--- Begin ---

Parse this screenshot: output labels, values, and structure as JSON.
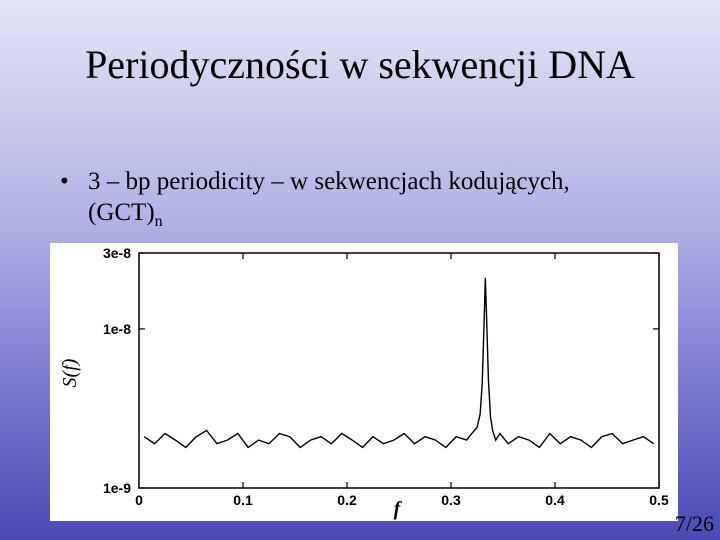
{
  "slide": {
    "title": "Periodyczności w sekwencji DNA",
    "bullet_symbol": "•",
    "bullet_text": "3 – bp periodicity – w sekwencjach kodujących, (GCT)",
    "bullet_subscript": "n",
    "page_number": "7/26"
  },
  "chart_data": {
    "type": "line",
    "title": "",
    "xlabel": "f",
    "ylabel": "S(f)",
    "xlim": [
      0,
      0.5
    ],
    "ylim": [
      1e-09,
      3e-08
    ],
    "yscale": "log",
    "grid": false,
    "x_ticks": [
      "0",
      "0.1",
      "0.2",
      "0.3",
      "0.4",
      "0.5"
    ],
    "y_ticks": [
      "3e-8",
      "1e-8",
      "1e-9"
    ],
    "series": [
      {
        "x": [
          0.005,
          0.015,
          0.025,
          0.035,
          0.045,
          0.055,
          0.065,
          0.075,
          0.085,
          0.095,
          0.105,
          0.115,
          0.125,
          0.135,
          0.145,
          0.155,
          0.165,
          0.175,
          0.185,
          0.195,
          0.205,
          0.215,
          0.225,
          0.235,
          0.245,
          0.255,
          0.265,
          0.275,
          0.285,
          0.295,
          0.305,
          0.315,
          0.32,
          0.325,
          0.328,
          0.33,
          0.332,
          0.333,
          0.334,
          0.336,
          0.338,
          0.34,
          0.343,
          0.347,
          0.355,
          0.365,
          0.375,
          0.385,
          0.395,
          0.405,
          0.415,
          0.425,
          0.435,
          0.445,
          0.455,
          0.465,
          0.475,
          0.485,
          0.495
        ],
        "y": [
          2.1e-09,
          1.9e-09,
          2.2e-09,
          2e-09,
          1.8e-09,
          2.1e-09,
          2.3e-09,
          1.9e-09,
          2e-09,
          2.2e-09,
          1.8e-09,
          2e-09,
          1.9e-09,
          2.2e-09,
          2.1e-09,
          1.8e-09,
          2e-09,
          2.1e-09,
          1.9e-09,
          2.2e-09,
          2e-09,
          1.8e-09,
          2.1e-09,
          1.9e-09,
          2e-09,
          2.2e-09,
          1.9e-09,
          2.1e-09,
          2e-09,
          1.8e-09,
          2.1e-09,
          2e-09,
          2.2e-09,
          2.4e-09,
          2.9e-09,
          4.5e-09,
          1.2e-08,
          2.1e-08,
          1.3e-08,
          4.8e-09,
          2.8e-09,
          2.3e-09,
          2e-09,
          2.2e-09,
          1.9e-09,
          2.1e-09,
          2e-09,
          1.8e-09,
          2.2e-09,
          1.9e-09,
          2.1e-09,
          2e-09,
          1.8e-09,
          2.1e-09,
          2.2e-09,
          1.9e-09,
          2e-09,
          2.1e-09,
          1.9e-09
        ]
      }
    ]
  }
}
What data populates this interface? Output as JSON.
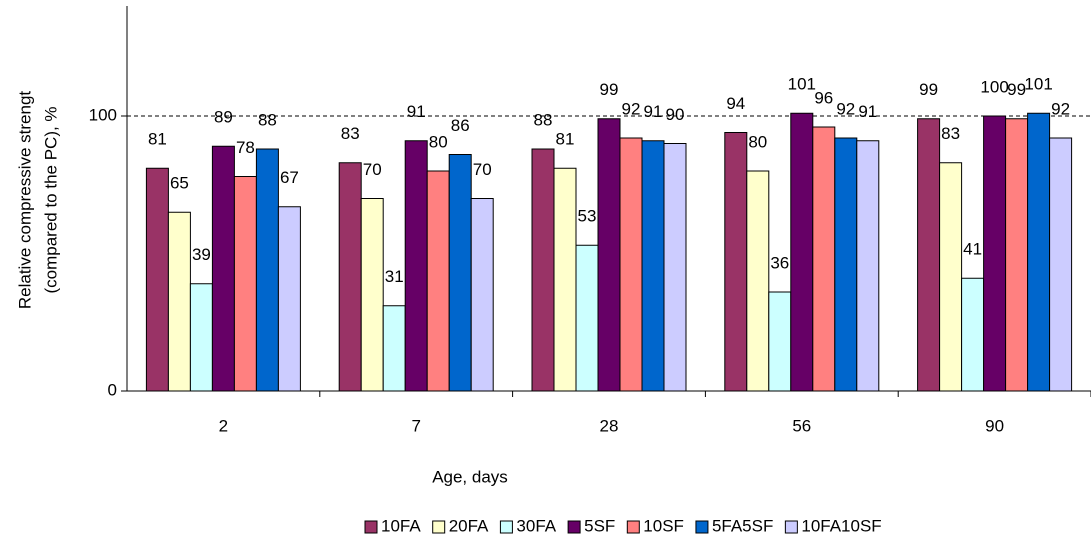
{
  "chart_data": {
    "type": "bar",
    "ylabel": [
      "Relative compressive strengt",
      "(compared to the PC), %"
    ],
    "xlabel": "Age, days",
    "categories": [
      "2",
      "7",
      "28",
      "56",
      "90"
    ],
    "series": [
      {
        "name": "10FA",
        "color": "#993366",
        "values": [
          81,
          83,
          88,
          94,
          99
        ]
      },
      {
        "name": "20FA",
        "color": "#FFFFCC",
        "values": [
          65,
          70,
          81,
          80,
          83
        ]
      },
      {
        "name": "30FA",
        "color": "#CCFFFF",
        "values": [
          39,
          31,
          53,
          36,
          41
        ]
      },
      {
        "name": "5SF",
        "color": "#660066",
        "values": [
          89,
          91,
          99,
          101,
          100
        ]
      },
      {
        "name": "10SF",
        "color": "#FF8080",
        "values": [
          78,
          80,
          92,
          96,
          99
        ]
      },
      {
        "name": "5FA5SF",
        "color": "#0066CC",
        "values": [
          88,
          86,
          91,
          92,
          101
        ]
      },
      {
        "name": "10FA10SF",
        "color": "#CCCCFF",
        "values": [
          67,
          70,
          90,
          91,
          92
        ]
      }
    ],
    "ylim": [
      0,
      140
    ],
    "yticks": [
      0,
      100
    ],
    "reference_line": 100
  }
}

--- End ---

→ Aim:
In the data above, how many lines contain the string "this"? Answer with the number only.

→ The reply:
2